**The request:**
Search the listing below for the string "title" and copy every line where it occurs.

▬▬▬

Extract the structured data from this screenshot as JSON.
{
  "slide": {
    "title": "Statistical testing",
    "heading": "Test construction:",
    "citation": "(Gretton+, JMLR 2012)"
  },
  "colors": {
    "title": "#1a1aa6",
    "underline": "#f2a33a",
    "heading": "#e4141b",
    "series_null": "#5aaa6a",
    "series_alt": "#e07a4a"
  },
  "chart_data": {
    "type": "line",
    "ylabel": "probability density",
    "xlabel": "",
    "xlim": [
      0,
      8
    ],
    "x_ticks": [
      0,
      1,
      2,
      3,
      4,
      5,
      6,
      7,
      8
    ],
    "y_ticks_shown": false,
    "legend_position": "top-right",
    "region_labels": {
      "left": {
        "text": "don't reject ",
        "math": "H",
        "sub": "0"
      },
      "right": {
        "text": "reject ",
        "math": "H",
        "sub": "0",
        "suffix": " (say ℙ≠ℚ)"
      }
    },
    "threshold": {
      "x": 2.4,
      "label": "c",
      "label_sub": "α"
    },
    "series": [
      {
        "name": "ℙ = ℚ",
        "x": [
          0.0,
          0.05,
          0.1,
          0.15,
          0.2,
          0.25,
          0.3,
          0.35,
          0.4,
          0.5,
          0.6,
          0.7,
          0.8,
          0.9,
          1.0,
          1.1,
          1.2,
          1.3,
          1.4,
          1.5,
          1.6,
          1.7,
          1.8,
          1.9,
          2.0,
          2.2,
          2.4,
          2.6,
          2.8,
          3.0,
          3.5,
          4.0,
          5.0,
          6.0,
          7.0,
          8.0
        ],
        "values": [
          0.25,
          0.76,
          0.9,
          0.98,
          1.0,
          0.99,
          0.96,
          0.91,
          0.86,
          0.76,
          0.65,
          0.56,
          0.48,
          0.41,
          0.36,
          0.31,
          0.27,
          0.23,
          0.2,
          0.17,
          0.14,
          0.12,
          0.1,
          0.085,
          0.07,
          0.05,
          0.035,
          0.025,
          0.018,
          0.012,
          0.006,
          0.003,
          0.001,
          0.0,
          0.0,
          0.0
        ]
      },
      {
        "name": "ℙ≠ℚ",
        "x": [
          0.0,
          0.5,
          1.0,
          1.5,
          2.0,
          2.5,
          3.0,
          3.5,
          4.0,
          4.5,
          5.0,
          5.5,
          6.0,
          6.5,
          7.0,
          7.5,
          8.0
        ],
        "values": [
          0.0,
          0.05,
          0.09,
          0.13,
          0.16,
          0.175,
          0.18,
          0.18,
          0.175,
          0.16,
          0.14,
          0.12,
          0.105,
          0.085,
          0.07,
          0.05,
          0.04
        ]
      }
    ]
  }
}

▬▬▬

**Response:**
    "title": "Statistical testing",
    "title": "#1a1aa6",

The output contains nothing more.